**Supplied entries**:
_ _ _ _ _ _ _
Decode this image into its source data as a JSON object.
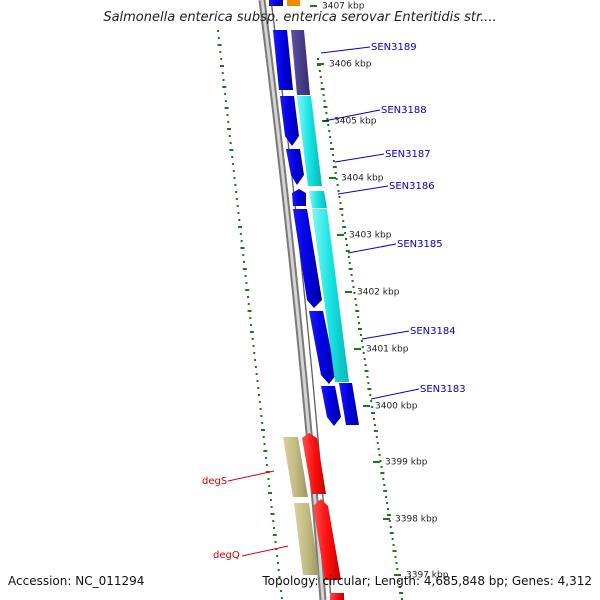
{
  "title": "Salmonella enterica subsp. enterica serovar Enteritidis str....",
  "footer": {
    "accession": "Accession: NC_011294",
    "summary": "Topology: circular; Length: 4,685,848 bp; Genes: 4,312"
  },
  "ruler_ticks": [
    "3407 kbp",
    "3406 kbp",
    "3405 kbp",
    "3404 kbp",
    "3403 kbp",
    "3402 kbp",
    "3401 kbp",
    "3400 kbp",
    "3399 kbp",
    "3398 kbp",
    "3397 kbp"
  ],
  "gene_labels": [
    {
      "name": "SEN3189",
      "color": "#0000cc"
    },
    {
      "name": "SEN3188",
      "color": "#0000cc"
    },
    {
      "name": "SEN3187",
      "color": "#0000cc"
    },
    {
      "name": "SEN3186",
      "color": "#0000cc"
    },
    {
      "name": "SEN3185",
      "color": "#0000cc"
    },
    {
      "name": "SEN3184",
      "color": "#0000cc"
    },
    {
      "name": "SEN3183",
      "color": "#0000cc"
    },
    {
      "name": "degS",
      "color": "#dd0000"
    },
    {
      "name": "degQ",
      "color": "#dd0000"
    }
  ],
  "colors": {
    "cds": "#0000e6",
    "cds_light": "#3b3bff",
    "purple": "#4a3f8f",
    "cyan": "#1de6e6",
    "red": "#ff1a1a",
    "olive": "#c2bb82",
    "orange": "#f08c00",
    "backbone": "#888888",
    "dots": "#1a7a1a"
  }
}
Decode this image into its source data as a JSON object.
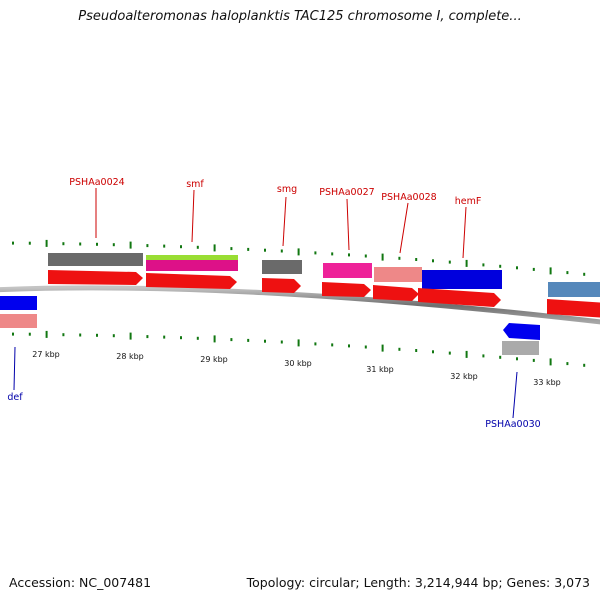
{
  "title": "Pseudoalteromonas haloplanktis TAC125 chromosome I, complete...",
  "footer": {
    "accession": "Accession: NC_007481",
    "stats": "Topology: circular; Length: 3,214,944 bp; Genes: 3,073"
  },
  "colors": {
    "label_forward": "#cc0000",
    "label_reverse": "#0000aa",
    "axis": "#777777",
    "ticks": "#117711"
  },
  "scale_labels": [
    "27 kbp",
    "28 kbp",
    "29 kbp",
    "30 kbp",
    "31 kbp",
    "32 kbp",
    "33 kbp"
  ],
  "gene_labels": {
    "forward": [
      "PSHAa0024",
      "smf",
      "smg",
      "PSHAa0027",
      "PSHAa0028",
      "hemF"
    ],
    "reverse": [
      "def",
      "PSHAa0030"
    ]
  }
}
_ _ _ _ _ _ _
**Task prompt**:
Could you return the whole listing exactly, with every picture removed?

**Completed exercise**:
Decode this image into its source data as a JSON object.
{
  "title": "Salmonella enterica subsp. enterica serovar Enteritidis str....",
  "footer": {
    "accession": "Accession: NC_011294",
    "summary": "Topology: circular; Length: 4,685,848 bp; Genes: 4,312"
  },
  "ruler_ticks": [
    "3407 kbp",
    "3406 kbp",
    "3405 kbp",
    "3404 kbp",
    "3403 kbp",
    "3402 kbp",
    "3401 kbp",
    "3400 kbp",
    "3399 kbp",
    "3398 kbp",
    "3397 kbp"
  ],
  "gene_labels": [
    {
      "name": "SEN3189",
      "color": "#0000cc"
    },
    {
      "name": "SEN3188",
      "color": "#0000cc"
    },
    {
      "name": "SEN3187",
      "color": "#0000cc"
    },
    {
      "name": "SEN3186",
      "color": "#0000cc"
    },
    {
      "name": "SEN3185",
      "color": "#0000cc"
    },
    {
      "name": "SEN3184",
      "color": "#0000cc"
    },
    {
      "name": "SEN3183",
      "color": "#0000cc"
    },
    {
      "name": "degS",
      "color": "#dd0000"
    },
    {
      "name": "degQ",
      "color": "#dd0000"
    }
  ],
  "colors": {
    "cds": "#0000e6",
    "cds_light": "#3b3bff",
    "purple": "#4a3f8f",
    "cyan": "#1de6e6",
    "red": "#ff1a1a",
    "olive": "#c2bb82",
    "orange": "#f08c00",
    "backbone": "#888888",
    "dots": "#1a7a1a"
  }
}
Decode this image into its source data as a JSON object.
{
  "title": "Pseudoalteromonas haloplanktis TAC125 chromosome I, complete...",
  "footer": {
    "accession": "Accession: NC_007481",
    "stats": "Topology: circular; Length: 3,214,944 bp; Genes: 3,073"
  },
  "colors": {
    "label_forward": "#cc0000",
    "label_reverse": "#0000aa",
    "axis": "#777777",
    "ticks": "#117711"
  },
  "scale_labels": [
    "27 kbp",
    "28 kbp",
    "29 kbp",
    "30 kbp",
    "31 kbp",
    "32 kbp",
    "33 kbp"
  ],
  "gene_labels": {
    "forward": [
      "PSHAa0024",
      "smf",
      "smg",
      "PSHAa0027",
      "PSHAa0028",
      "hemF"
    ],
    "reverse": [
      "def",
      "PSHAa0030"
    ]
  }
}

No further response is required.